対象の文章:
八巻 .NETは1.0、1.1、2.0、3.0、3.5、さらに3.5 SP1と目まぐるしく早く変化していっているので技術の習得が大変だという印象を持たれている方が多いのではないかと思います。しかしながら、基調講演で新村さんが話されたようなCLRの仕組みは.NETが登場してからほとんど変わっていませんし、今後もあまり変わらないと思います。ですから、まずはCLRを学んでいただきたいと思います。そうしておけば、この先、新しい.NETテクノロジが登場してきても、そう怖がるものではなくなってくるのではないかと思います。
福岡 VB6開発者が.NETを学ぶには、まずは手元のVB6の小さなソース・コードをVB.NETで書き直してみてください。これだけでも.NETを効率的に学べます。なぜかというと、業務アプリ自体の実装内容はVB6でも.NETでもそれほど変わらないからです。
小さなソース・コードを.NETにできれば、ほかの大規模なコードも.NETで開発できるはずです。そしてそこからWPFやらLINQやらを徐々に学んでいけばよいと思います。そういう意味で、VB開発者はゴールに近い位置からスタートを切れるという有利な位置にいます。.NETは大変だと思うよりは、いままでVB6で開発してきてよかったなと思えるのではないでしょうか。

出題内容: .NETの学習を扱った文章のうち、「福岡 VB6開発者が.NET」を含む語句で始まり「思えるのではないでしょうか。」で終わる部分を、一字も変えずに書き写してください。 次の記録は、この文章とは別の出典から取られたものです。

(枠付き要素の項目)
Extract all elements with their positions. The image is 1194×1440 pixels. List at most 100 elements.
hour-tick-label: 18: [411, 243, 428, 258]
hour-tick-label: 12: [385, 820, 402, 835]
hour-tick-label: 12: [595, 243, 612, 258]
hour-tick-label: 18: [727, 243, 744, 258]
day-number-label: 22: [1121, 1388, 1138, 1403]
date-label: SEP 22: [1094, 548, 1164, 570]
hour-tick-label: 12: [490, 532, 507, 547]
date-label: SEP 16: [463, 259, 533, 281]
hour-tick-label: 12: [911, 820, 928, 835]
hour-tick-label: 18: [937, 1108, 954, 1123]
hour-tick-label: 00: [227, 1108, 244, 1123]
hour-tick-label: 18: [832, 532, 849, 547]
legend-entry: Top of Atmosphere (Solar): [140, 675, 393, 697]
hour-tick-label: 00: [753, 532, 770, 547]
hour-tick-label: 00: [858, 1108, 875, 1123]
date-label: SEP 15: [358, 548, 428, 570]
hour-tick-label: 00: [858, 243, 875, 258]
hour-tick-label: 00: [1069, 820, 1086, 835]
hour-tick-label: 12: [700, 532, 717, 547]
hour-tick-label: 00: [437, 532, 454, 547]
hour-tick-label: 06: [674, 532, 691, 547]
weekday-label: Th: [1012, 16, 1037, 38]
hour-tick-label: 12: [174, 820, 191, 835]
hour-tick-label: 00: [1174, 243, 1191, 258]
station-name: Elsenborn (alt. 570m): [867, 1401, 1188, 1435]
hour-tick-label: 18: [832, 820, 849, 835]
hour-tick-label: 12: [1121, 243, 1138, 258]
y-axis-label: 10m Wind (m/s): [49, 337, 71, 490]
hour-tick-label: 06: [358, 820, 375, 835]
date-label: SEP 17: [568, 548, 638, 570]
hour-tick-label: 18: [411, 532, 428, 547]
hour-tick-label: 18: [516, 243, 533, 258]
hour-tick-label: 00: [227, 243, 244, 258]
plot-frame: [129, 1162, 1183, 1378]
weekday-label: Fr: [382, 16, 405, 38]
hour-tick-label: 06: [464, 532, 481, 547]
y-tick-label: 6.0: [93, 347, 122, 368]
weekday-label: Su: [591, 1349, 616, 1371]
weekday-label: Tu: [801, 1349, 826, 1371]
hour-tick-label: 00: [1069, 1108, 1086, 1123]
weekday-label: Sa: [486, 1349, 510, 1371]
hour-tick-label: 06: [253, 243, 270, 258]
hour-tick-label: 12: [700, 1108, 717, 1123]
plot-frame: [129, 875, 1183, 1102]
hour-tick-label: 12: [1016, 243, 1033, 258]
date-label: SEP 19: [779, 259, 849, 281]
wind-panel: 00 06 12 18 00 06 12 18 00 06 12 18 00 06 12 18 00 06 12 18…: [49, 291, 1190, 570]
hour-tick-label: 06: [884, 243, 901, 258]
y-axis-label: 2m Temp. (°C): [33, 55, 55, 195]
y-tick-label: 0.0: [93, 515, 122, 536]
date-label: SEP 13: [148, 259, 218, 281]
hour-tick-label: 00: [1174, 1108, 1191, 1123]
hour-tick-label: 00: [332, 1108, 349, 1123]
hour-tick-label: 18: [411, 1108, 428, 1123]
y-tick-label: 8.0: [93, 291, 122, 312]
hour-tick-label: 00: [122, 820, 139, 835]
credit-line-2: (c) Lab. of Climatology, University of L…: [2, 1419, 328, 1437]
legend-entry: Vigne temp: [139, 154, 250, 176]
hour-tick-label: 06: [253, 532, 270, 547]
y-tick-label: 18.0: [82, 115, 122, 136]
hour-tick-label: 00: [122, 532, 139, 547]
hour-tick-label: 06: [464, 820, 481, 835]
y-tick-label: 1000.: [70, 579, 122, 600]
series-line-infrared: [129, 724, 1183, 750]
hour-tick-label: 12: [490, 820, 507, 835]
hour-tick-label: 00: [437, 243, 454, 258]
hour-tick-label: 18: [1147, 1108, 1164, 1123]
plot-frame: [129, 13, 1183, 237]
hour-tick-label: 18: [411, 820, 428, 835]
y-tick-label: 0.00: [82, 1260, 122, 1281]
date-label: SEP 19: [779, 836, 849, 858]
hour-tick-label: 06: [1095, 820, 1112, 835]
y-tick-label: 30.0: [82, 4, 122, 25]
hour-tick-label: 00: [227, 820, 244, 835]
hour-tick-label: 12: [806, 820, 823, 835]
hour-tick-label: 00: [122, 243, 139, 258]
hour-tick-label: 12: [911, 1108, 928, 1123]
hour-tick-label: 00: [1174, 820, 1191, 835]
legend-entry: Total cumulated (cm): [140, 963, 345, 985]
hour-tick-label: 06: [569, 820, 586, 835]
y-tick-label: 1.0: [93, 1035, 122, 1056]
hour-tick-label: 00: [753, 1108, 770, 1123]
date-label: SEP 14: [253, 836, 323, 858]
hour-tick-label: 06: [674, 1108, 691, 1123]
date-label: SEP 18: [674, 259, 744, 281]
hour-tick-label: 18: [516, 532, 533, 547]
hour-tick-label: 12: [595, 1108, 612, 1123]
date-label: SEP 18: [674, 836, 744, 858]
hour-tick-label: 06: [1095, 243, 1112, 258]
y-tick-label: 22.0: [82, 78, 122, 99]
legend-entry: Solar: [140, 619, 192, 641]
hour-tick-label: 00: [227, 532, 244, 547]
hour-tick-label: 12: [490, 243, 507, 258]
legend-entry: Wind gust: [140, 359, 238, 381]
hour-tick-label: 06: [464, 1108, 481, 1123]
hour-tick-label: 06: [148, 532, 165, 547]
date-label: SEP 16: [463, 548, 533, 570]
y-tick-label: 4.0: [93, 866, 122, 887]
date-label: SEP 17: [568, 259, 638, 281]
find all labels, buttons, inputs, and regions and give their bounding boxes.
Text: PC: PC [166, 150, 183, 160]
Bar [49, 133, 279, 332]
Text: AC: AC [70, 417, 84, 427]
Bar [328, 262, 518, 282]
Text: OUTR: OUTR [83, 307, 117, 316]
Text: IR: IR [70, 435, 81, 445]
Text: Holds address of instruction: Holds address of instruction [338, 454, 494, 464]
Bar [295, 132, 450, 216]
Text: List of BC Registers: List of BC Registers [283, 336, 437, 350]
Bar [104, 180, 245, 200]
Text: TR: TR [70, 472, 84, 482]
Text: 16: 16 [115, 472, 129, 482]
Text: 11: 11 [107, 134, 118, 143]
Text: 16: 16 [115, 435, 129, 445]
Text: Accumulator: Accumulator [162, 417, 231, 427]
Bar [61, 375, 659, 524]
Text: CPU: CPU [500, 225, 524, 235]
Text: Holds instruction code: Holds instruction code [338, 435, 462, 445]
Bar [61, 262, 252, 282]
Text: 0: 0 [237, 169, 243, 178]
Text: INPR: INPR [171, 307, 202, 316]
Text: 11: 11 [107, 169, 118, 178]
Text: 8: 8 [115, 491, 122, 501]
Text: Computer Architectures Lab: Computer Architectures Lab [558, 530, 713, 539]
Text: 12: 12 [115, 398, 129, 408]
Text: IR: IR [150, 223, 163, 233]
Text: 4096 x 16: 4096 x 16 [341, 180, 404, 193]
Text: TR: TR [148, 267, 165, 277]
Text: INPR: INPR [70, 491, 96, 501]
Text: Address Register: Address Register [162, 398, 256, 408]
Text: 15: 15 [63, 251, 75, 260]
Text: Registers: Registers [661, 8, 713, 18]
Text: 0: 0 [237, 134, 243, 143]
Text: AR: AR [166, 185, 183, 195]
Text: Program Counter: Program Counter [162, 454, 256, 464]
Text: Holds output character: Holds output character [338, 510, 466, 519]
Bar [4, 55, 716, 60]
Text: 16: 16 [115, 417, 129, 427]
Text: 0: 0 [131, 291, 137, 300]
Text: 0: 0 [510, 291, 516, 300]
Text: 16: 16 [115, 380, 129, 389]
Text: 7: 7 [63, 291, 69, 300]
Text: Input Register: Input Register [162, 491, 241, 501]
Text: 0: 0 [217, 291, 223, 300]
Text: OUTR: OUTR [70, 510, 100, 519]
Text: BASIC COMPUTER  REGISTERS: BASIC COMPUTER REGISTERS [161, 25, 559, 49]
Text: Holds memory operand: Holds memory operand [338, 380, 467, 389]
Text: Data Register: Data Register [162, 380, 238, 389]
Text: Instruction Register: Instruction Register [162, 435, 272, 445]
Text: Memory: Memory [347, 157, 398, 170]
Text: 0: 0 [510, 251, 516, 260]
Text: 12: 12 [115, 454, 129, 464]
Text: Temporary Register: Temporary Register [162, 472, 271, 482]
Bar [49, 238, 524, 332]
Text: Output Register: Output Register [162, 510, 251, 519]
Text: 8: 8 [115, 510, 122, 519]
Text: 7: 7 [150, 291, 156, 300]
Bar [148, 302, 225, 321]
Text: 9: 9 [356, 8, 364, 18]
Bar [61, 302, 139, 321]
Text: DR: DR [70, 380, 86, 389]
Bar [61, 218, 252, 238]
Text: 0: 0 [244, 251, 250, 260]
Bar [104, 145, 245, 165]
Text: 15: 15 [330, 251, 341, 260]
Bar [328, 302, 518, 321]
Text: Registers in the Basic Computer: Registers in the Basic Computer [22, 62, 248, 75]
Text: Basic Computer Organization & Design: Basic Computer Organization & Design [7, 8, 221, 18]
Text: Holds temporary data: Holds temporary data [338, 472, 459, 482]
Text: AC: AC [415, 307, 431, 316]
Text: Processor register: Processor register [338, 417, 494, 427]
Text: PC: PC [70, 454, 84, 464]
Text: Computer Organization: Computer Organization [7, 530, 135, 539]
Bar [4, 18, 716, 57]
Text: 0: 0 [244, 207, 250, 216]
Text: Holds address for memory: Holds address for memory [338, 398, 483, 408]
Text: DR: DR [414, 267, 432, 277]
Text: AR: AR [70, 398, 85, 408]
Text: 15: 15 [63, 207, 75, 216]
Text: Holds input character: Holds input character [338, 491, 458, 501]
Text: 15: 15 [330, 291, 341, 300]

実行結果:
福岡 VB6開発者が.NETを学ぶには、まずは手元のVB6の小さなソース・コードをVB.NETで書き直してみてください。これだけでも.NETを効率的に学べます。なぜかというと、業務アプリ自体の実装内容はVB6でも.NETでもそれほど変わらないからです。
小さなソース・コードを.NETにできれば、ほかの大規模なコードも.NETで開発できるはずです。そしてそこからWPFやらLINQやらを徐々に学んでいけばよいと思います。そういう意味で、VB開発者はゴールに近い位置からスタートを切れるという有利な位置にいます。.NETは大変だと思うよりは、いままでVB6で開発してきてよかったなと思えるのではないでしょうか。